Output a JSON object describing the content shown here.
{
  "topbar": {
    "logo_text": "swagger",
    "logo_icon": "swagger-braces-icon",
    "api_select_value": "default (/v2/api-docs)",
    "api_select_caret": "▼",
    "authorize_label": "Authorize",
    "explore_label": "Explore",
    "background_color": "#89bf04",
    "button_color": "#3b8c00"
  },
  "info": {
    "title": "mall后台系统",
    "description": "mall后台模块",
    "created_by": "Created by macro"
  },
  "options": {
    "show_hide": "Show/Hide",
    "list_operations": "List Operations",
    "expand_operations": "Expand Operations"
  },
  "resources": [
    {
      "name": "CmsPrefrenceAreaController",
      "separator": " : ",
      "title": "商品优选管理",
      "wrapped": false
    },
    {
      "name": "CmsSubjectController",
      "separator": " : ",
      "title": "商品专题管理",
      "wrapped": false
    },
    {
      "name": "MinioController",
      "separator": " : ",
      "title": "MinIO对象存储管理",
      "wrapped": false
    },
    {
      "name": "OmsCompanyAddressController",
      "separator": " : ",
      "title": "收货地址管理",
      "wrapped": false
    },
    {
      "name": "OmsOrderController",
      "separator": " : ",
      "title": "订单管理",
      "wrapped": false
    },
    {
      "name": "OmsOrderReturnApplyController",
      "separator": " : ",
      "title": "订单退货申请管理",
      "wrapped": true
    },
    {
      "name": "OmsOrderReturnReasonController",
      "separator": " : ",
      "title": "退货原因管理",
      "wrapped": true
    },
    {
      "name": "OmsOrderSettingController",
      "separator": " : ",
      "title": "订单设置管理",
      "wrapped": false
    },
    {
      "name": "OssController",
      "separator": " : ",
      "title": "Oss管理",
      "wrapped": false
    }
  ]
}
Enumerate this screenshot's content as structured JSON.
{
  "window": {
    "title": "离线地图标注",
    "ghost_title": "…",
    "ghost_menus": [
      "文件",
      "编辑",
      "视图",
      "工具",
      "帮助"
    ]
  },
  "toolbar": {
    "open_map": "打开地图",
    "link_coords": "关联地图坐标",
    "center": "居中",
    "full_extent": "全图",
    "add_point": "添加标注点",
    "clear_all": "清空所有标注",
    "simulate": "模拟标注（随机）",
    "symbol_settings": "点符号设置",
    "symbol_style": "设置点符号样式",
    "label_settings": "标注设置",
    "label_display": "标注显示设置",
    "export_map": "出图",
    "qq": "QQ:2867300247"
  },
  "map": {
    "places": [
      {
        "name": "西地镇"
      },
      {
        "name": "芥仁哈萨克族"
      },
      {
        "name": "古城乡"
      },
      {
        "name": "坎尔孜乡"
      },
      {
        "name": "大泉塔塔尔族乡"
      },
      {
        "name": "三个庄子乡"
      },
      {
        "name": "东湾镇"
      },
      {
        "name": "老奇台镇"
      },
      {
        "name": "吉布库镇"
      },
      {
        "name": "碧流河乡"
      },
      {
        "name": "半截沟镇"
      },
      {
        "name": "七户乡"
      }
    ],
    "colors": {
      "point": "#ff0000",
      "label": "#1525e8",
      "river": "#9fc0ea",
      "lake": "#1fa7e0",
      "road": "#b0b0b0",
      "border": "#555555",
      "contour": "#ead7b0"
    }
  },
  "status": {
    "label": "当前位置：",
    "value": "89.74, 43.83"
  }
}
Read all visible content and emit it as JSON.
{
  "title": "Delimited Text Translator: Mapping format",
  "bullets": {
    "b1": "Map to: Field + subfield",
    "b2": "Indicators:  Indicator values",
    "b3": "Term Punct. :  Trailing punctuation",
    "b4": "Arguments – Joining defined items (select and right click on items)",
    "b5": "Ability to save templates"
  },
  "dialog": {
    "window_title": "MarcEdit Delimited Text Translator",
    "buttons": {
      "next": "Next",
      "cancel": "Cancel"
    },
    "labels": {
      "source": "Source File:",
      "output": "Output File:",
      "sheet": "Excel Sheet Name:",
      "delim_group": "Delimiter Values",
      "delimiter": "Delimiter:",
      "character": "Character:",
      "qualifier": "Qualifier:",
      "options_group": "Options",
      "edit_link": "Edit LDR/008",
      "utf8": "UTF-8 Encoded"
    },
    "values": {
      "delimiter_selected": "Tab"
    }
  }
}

········

● **TO DO**:
Return the listing above word for word.

● **FULL OUTPUT**:
Output a JSON object describing the content shown here.
{
  "topbar": {
    "logo_text": "swagger",
    "logo_icon": "swagger-braces-icon",
    "api_select_value": "default (/v2/api-docs)",
    "api_select_caret": "▼",
    "authorize_label": "Authorize",
    "explore_label": "Explore",
    "background_color": "#89bf04",
    "button_color": "#3b8c00"
  },
  "info": {
    "title": "mall后台系统",
    "description": "mall后台模块",
    "created_by": "Created by macro"
  },
  "options": {
    "show_hide": "Show/Hide",
    "list_operations": "List Operations",
    "expand_operations": "Expand Operations"
  },
  "resources": [
    {
      "name": "CmsPrefrenceAreaController",
      "separator": " : ",
      "title": "商品优选管理",
      "wrapped": false
    },
    {
      "name": "CmsSubjectController",
      "separator": " : ",
      "title": "商品专题管理",
      "wrapped": false
    },
    {
      "name": "MinioController",
      "separator": " : ",
      "title": "MinIO对象存储管理",
      "wrapped": false
    },
    {
      "name": "OmsCompanyAddressController",
      "separator": " : ",
      "title": "收货地址管理",
      "wrapped": false
    },
    {
      "name": "OmsOrderController",
      "separator": " : ",
      "title": "订单管理",
      "wrapped": false
    },
    {
      "name": "OmsOrderReturnApplyController",
      "separator": " : ",
      "title": "订单退货申请管理",
      "wrapped": true
    },
    {
      "name": "OmsOrderReturnReasonController",
      "separator": " : ",
      "title": "退货原因管理",
      "wrapped": true
    },
    {
      "name": "OmsOrderSettingController",
      "separator": " : ",
      "title": "订单设置管理",
      "wrapped": false
    },
    {
      "name": "OssController",
      "separator": " : ",
      "title": "Oss管理",
      "wrapped": false
    }
  ]
}
Enumerate this screenshot's content as structured JSON.
{
  "window": {
    "title": "离线地图标注",
    "ghost_title": "…",
    "ghost_menus": [
      "文件",
      "编辑",
      "视图",
      "工具",
      "帮助"
    ]
  },
  "toolbar": {
    "open_map": "打开地图",
    "link_coords": "关联地图坐标",
    "center": "居中",
    "full_extent": "全图",
    "add_point": "添加标注点",
    "clear_all": "清空所有标注",
    "simulate": "模拟标注（随机）",
    "symbol_settings": "点符号设置",
    "symbol_style": "设置点符号样式",
    "label_settings": "标注设置",
    "label_display": "标注显示设置",
    "export_map": "出图",
    "qq": "QQ:2867300247"
  },
  "map": {
    "places": [
      {
        "name": "西地镇"
      },
      {
        "name": "芥仁哈萨克族"
      },
      {
        "name": "古城乡"
      },
      {
        "name": "坎尔孜乡"
      },
      {
        "name": "大泉塔塔尔族乡"
      },
      {
        "name": "三个庄子乡"
      },
      {
        "name": "东湾镇"
      },
      {
        "name": "老奇台镇"
      },
      {
        "name": "吉布库镇"
      },
      {
        "name": "碧流河乡"
      },
      {
        "name": "半截沟镇"
      },
      {
        "name": "七户乡"
      }
    ],
    "colors": {
      "point": "#ff0000",
      "label": "#1525e8",
      "river": "#9fc0ea",
      "lake": "#1fa7e0",
      "road": "#b0b0b0",
      "border": "#555555",
      "contour": "#ead7b0"
    }
  },
  "status": {
    "label": "当前位置：",
    "value": "89.74, 43.83"
  }
}
Read all visible content and emit it as JSON.
{
  "title": "Delimited Text Translator: Mapping format",
  "bullets": {
    "b1": "Map to: Field + subfield",
    "b2": "Indicators:  Indicator values",
    "b3": "Term Punct. :  Trailing punctuation",
    "b4": "Arguments – Joining defined items (select and right click on items)",
    "b5": "Ability to save templates"
  },
  "dialog": {
    "window_title": "MarcEdit Delimited Text Translator",
    "buttons": {
      "next": "Next",
      "cancel": "Cancel"
    },
    "labels": {
      "source": "Source File:",
      "output": "Output File:",
      "sheet": "Excel Sheet Name:",
      "delim_group": "Delimiter Values",
      "delimiter": "Delimiter:",
      "character": "Character:",
      "qualifier": "Qualifier:",
      "options_group": "Options",
      "edit_link": "Edit LDR/008",
      "utf8": "UTF-8 Encoded"
    },
    "values": {
      "delimiter_selected": "Tab"
    }
  }
}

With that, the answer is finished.